GOAL OF THE EXERCISE
Work through the data line by line, gathering every line that has the word "博物馆及其游客数量增长".

** begin **

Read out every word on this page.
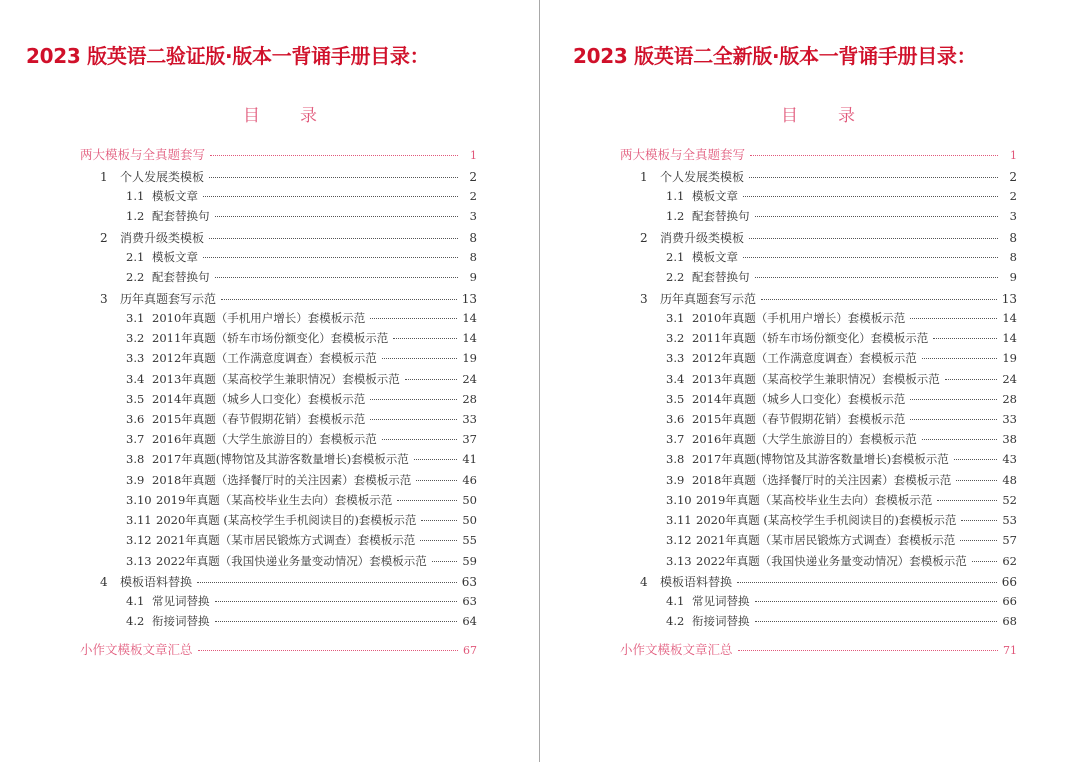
2023 版英语二验证版·版本一背诵手册目录：
目录
两大模板与全真题套写	1
1	个人发展类模板	2
1.1 模板文章	2
1.2 配套替换句	3
2	消费升级类模板	8
2.1 模板文章	8
2.2 配套替换句	9
3	历年真题套写示范	13
3.1 2010年真题（手机用户增长）套模板示范	14
3.2 2011年真题（轿车市场份额变化）套模板示范	14
3.3 2012年真题（工作满意度调查）套模板示范	19
3.4 2013年真题（某高校学生兼职情况）套模板示范	24
3.5 2014年真题（城乡人口变化）套模板示范	28
3.6 2015年真题（春节假期花销）套模板示范	33
3.7 2016年真题（大学生旅游目的）套模板示范	37
3.8 2017年真题(博物馆及其游客数量增长)套模板示范	41
3.9 2018年真题（选择餐厅时的关注因素）套模板示范	46
3.10 2019年真题（某高校毕业生去向）套模板示范	50
3.11 2020年真题 (某高校学生手机阅读目的)套模板示范	50
3.12 2021年真题（某市居民锻炼方式调查）套模板示范	55
3.13 2022年真题（我国快递业务量变动情况）套模板示范	59
4	模板语料替换	63
4.1 常见词替换	63
4.2 衔接词替换	64
小作文模板文章汇总	67
2023 版英语二全新版·版本一背诵手册目录：
目录
两大模板与全真题套写	1
1	个人发展类模板	2
1.1 模板文章	2
1.2 配套替换句	3
2	消费升级类模板	8
2.1 模板文章	8
2.2 配套替换句	9
3	历年真题套写示范	13
3.1 2010年真题（手机用户增长）套模板示范	14
3.2 2011年真题（轿车市场份额变化）套模板示范	14
3.3 2012年真题（工作满意度调查）套模板示范	19
3.4 2013年真题（某高校学生兼职情况）套模板示范	24
3.5 2014年真题（城乡人口变化）套模板示范	28
3.6 2015年真题（春节假期花销）套模板示范	33
3.7 2016年真题（大学生旅游目的）套模板示范	38
3.8 2017年真题(博物馆及其游客数量增长)套模板示范	43
3.9 2018年真题（选择餐厅时的关注因素）套模板示范	48
3.10 2019年真题（某高校毕业生去向）套模板示范	52
3.11 2020年真题 (某高校学生手机阅读目的)套模板示范	53
3.12 2021年真题（某市居民锻炼方式调查）套模板示范	57
3.13 2022年真题（我国快递业务量变动情况）套模板示范	62
4	模板语料替换	66
4.1 常见词替换	66
4.2 衔接词替换	68
小作文模板文章汇总	71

** end **

FINISHED ANSWER
3.8 2017年真题(博物馆及其游客数量增长)套模板示范	41
3.8 2017年真题(博物馆及其游客数量增长)套模板示范	43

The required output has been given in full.